Tasks for this exercise -
1 > In the excerpt on the electricity market, what length of power purchase agreement do banks prefer?
2 > Reproduce the records word for word, starting from their beginning and continuing through the line containing "The sealing member 5 is at (393, 365).". Omit the pictures from your reproduction.

** START Excerpt **

The number of low-voltage consumers who have resorted to this universal electricity supply service, which also rose in April, by 5,000, now exceed a total of 170,000, May’s unofficial data showed.

By law, the electricity market’s top five suppliers, based on market share, contribute to the universal supply service. Higher tariffs are charged.

Rising PPA interest expressed by major-scale consumers

Major-scale energy consumers are expressing growing interest in power purchase agreements with RES producers, but supply currently remains subdued.

Banks are playing a key role in this development as they are encouraging customers to establish PPAs by offering low interest rates as an incentive, a new banking offer, as was noted by a sector official at the recent Athens Energy Dialogues conference.

Banks, increasingly acknowledging that PPAs are the way forward, prefer ten-year PPAs, deemed as agreements that protect from dangers and risks, while also being suitable for the Greek market, according to sector officials.

Market players are already seeking professional PPA advice from consulting firms to prepare for their entry into this new territory.

 

Overdue electricity bill sums double over 6-month period

The prolonged energy crisis has led to a sharp rise in overdue electricity bills as consumers struggle to meet exorbitant energy costs, amounts owed now double the level compared to six months ago.

According to sector officials, electricity bills overdue for periods of between 45 and 75 days represent the majority of cases. In this category, the rise in overdue electricity bills is close to 400 percent, clearly indicating that an increasing number of households and businesses are finding it extremely difficult to cover energy costs and meet deadlines.

** END Excerpt **
** START Provided information **

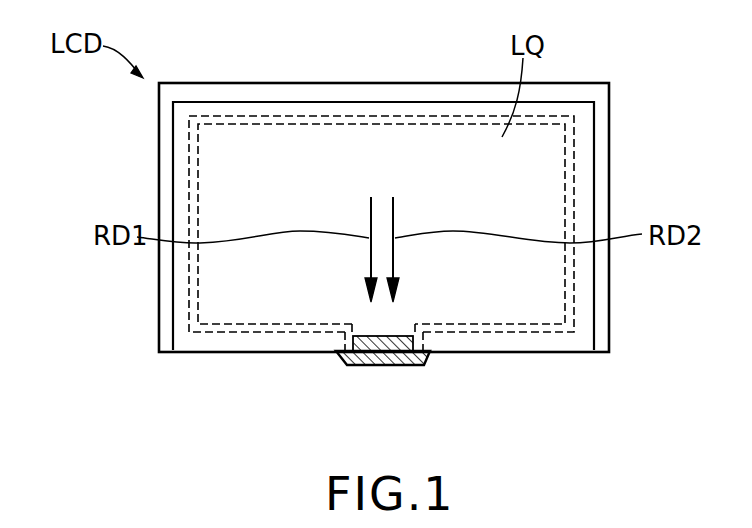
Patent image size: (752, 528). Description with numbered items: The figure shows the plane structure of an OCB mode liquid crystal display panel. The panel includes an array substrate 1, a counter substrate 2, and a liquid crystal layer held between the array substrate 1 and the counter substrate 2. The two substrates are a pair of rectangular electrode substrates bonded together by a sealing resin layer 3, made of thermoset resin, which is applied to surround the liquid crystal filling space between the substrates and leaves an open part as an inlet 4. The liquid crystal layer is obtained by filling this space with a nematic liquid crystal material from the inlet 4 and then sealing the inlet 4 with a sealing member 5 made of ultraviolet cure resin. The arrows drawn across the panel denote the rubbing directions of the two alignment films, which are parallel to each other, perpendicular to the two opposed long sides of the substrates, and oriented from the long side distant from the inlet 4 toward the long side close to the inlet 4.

The array substrate 1 is at (611, 105).
The counter substrate 2 is at (594, 155).
The sealing resin layer 3 is at (575, 303).
The inlet 4 is at (357, 371).
The sealing member 5 is at (393, 365).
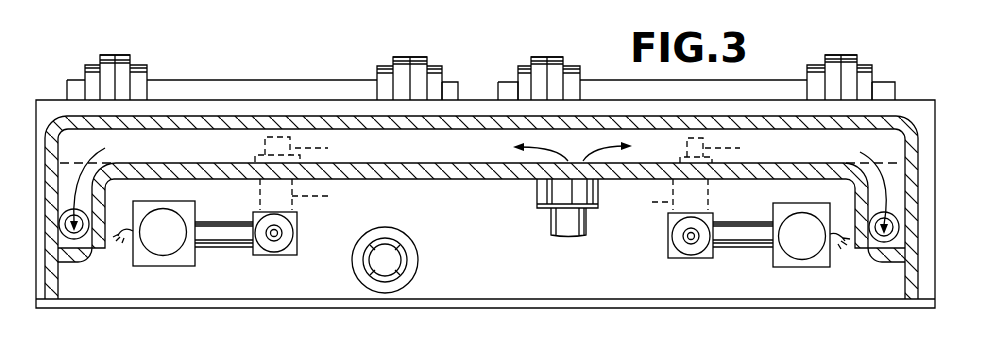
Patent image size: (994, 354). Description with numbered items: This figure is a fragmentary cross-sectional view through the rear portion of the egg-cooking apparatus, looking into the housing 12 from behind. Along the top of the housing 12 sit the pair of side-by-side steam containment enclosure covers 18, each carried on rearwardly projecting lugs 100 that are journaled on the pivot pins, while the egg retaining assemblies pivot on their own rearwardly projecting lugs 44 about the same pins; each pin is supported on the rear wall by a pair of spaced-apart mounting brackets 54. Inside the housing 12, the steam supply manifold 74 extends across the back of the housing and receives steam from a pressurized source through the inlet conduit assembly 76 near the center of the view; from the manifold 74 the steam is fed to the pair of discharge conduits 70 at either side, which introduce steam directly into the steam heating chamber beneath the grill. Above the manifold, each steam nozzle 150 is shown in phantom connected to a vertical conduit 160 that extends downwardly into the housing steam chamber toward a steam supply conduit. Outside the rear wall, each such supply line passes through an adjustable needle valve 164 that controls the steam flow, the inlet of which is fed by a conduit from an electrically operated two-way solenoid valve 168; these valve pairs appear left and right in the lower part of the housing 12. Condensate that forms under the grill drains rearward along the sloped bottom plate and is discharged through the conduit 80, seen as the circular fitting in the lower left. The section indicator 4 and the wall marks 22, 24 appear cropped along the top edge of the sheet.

The housing 12 is at (336, 301).
The steam containment enclosure cover 18 is at (243, 76).
The rearwardly projecting lug 100 is at (106, 55).
The rearwardly projecting lug 44 is at (127, 56).
The mounting bracket 54 is at (85, 68).
The steam supply manifold 74 is at (398, 184).
The inlet conduit assembly 76 is at (550, 208).
The steam nozzle 150 is at (517, 149).
The vertical conduit 160 is at (484, 201).
The discharge conduit 70 is at (80, 247).
The two-way solenoid valve 168 is at (175, 266).
The needle valve 164 is at (283, 258).
The conduit 80 is at (402, 263).
The section line 4 is at (725, 9).
The wall 22 is at (839, 6).
The wall 24 is at (892, 3).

** END Provided information **

Solved tasks -
1 > Banks prefer ten-year PPAs.

2 >
Patent image size: (752, 528). Description with numbered items: The figure shows the plane structure of an OCB mode liquid crystal display panel. The panel includes an array substrate 1, a counter substrate 2, and a liquid crystal layer held between the array substrate 1 and the counter substrate 2. The two substrates are a pair of rectangular electrode substrates bonded together by a sealing resin layer 3, made of thermoset resin, which is applied to surround the liquid crystal filling space between the substrates and leaves an open part as an inlet 4. The liquid crystal layer is obtained by filling this space with a nematic liquid crystal material from the inlet 4 and then sealing the inlet 4 with a sealing member 5 made of ultraviolet cure resin. The arrows drawn across the panel denote the rubbing directions of the two alignment films, which are parallel to each other, perpendicular to the two opposed long sides of the substrates, and oriented from the long side distant from the inlet 4 toward the long side close to the inlet 4.

The array substrate 1 is at (611, 105).
The counter substrate 2 is at (594, 155).
The sealing resin layer 3 is at (575, 303).
The inlet 4 is at (357, 371).
The sealing member 5 is at (393, 365).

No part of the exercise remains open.